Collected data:
■ ■ ■

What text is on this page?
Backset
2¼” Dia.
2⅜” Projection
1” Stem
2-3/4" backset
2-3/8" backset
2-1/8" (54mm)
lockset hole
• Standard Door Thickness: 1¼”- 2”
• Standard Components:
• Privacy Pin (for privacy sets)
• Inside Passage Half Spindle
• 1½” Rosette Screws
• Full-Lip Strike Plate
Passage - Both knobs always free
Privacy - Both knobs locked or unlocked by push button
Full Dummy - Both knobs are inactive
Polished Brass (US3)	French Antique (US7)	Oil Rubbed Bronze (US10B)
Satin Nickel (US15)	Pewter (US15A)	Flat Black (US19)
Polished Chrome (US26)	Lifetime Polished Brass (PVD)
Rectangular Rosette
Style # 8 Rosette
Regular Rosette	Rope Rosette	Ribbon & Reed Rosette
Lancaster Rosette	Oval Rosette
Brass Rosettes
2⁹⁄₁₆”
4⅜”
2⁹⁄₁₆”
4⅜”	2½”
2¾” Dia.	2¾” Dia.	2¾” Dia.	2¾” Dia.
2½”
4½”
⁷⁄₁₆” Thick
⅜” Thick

■ ■ ■

## [Exercise]
In the entries above, some lines may contain the string "Standard"; report how many, without additional comment.

## [Answer for the task]
2